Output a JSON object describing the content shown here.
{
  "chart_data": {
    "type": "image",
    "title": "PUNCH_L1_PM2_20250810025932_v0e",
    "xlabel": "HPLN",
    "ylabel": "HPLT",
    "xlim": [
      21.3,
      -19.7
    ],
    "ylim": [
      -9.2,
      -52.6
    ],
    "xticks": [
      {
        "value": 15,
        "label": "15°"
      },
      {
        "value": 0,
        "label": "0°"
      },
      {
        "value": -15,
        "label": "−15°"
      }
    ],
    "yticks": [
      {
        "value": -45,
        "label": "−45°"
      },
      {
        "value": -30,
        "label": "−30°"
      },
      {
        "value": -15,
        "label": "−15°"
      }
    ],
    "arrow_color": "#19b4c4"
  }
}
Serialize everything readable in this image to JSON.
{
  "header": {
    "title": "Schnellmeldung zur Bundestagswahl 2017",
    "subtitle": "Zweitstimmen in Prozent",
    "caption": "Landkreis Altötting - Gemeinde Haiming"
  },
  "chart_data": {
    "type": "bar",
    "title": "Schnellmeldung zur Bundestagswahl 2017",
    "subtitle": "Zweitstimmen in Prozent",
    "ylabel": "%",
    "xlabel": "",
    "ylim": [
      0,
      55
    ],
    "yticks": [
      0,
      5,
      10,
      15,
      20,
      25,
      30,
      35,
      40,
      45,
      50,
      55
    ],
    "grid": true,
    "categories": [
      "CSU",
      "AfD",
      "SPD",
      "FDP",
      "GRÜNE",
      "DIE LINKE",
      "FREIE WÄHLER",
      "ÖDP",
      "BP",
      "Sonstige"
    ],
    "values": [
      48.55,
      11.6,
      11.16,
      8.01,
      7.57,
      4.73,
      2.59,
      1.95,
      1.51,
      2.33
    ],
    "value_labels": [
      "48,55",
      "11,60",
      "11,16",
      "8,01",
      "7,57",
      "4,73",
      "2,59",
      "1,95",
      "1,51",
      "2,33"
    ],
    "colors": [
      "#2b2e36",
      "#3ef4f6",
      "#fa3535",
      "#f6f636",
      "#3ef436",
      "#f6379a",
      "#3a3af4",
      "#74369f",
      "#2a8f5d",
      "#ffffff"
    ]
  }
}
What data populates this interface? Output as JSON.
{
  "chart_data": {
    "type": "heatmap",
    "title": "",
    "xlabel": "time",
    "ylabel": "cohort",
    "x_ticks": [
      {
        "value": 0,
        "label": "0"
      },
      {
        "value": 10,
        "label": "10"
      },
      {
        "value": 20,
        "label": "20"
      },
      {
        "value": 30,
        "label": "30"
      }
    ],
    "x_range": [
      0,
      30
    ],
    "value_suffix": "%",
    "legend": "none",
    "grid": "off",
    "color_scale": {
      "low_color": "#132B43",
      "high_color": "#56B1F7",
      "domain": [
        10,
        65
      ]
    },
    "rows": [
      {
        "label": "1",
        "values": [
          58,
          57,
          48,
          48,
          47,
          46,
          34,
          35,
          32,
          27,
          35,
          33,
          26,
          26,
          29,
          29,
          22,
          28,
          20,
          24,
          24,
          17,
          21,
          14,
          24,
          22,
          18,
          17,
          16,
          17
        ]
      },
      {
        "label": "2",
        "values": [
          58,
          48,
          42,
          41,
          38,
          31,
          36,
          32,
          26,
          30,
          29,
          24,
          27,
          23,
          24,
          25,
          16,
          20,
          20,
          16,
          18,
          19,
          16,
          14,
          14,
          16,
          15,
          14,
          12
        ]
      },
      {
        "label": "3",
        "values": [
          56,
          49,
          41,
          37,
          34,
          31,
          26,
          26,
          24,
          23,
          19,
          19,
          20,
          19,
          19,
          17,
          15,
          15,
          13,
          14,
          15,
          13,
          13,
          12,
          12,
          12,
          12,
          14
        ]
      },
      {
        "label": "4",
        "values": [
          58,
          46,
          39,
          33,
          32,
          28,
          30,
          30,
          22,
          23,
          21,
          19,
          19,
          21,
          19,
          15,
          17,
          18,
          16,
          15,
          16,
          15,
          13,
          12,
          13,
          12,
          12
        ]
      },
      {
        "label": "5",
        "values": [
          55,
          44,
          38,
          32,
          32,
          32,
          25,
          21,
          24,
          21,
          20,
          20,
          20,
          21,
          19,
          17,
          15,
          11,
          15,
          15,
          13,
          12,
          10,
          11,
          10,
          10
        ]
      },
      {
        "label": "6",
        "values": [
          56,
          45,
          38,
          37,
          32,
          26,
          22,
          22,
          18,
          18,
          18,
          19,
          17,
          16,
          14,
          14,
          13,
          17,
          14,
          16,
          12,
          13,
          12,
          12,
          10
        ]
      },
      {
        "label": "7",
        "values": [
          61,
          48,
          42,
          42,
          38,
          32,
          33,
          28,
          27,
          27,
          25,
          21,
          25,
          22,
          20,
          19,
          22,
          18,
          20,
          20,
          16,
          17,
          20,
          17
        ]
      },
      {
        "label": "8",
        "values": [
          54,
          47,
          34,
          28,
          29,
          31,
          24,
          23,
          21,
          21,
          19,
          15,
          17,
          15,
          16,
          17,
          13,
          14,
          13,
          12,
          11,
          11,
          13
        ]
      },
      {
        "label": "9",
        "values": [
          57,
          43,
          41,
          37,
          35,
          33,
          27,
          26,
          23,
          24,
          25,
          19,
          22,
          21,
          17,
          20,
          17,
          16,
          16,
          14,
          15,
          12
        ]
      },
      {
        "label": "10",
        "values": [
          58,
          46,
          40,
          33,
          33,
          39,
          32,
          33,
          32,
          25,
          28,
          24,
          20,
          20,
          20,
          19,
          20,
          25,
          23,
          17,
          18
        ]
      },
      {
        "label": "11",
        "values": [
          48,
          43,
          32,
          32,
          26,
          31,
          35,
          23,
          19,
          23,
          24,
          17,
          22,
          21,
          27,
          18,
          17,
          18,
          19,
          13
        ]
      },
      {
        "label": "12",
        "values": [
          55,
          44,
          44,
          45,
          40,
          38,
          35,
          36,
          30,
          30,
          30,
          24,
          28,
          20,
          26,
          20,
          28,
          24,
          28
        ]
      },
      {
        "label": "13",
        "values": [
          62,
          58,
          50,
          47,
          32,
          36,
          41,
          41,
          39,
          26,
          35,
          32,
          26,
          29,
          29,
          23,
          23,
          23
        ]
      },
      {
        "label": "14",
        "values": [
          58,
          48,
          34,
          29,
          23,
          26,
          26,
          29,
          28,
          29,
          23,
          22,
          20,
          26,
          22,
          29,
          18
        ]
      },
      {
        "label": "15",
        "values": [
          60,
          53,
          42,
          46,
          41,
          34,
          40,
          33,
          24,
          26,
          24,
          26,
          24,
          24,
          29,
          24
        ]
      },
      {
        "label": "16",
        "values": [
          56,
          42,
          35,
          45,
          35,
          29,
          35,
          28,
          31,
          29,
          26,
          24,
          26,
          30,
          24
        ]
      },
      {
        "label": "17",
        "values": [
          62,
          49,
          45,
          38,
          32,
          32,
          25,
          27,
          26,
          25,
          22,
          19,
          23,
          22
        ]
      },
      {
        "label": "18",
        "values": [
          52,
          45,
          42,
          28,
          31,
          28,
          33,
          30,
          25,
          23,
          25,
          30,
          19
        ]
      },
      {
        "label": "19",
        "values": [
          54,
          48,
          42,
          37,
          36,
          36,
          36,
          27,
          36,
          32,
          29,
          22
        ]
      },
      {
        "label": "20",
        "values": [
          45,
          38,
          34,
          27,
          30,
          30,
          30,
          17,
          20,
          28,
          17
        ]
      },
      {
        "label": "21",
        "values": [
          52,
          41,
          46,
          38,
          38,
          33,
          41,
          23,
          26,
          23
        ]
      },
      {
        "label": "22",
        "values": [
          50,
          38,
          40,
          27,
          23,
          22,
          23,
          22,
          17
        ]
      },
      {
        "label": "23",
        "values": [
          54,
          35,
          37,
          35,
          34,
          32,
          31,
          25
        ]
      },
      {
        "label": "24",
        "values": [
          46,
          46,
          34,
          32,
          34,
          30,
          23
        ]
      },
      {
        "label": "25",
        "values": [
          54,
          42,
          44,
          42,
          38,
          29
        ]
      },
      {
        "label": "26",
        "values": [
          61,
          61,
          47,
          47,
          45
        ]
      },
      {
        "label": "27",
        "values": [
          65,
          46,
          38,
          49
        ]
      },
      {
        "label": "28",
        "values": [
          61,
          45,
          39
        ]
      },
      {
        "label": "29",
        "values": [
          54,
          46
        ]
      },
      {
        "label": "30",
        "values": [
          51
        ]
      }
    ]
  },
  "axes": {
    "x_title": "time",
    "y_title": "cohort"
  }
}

::::

WHAT TO PRODUCE: Show every line where the string "image" appears.

THE ANSWER:
    "type": "image",
Serialize everything readable in this image to JSON.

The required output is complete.